* **Required work**
Skip the pictures. Repeat everything else in the records word for word.

Some records

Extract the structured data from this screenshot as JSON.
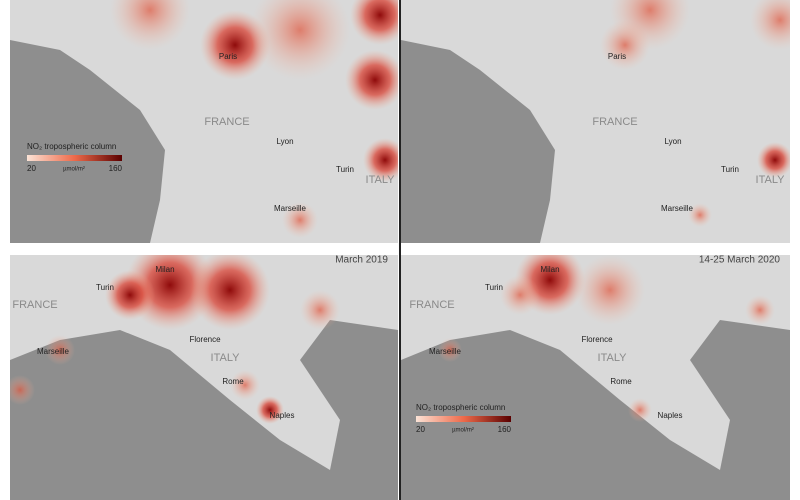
{
  "panels": [
    {
      "labels": [
        "Paris",
        "FRANCE",
        "Lyon",
        "Turin",
        "ITALY",
        "Marseille"
      ],
      "colorbar": {
        "title": "NO₂ tropospheric column",
        "min": "20",
        "unit": "µmol/m²",
        "max": "160"
      }
    },
    {
      "labels": [
        "Paris",
        "FRANCE",
        "Lyon",
        "Turin",
        "ITALY",
        "Marseille"
      ]
    },
    {
      "date": "March 2019",
      "labels": [
        "Milan",
        "Turin",
        "FRANCE",
        "Marseille",
        "Florence",
        "ITALY",
        "Rome",
        "Naples"
      ]
    },
    {
      "date": "14-25 March 2020",
      "labels": [
        "Milan",
        "Turin",
        "FRANCE",
        "Marseille",
        "Florence",
        "ITALY",
        "Rome",
        "Naples"
      ],
      "colorbar": {
        "title": "NO₂ tropospheric column",
        "min": "20",
        "unit": "µmol/m²",
        "max": "160"
      }
    }
  ]
}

* **Task result**
Extract the structured data from this screenshot as JSON.
{
  "panels": [
    {
      "labels": [
        "Paris",
        "FRANCE",
        "Lyon",
        "Turin",
        "ITALY",
        "Marseille"
      ],
      "colorbar": {
        "title": "NO₂ tropospheric column",
        "min": "20",
        "unit": "µmol/m²",
        "max": "160"
      }
    },
    {
      "labels": [
        "Paris",
        "FRANCE",
        "Lyon",
        "Turin",
        "ITALY",
        "Marseille"
      ]
    },
    {
      "date": "March 2019",
      "labels": [
        "Milan",
        "Turin",
        "FRANCE",
        "Marseille",
        "Florence",
        "ITALY",
        "Rome",
        "Naples"
      ]
    },
    {
      "date": "14-25 March 2020",
      "labels": [
        "Milan",
        "Turin",
        "FRANCE",
        "Marseille",
        "Florence",
        "ITALY",
        "Rome",
        "Naples"
      ],
      "colorbar": {
        "title": "NO₂ tropospheric column",
        "min": "20",
        "unit": "µmol/m²",
        "max": "160"
      }
    }
  ]
}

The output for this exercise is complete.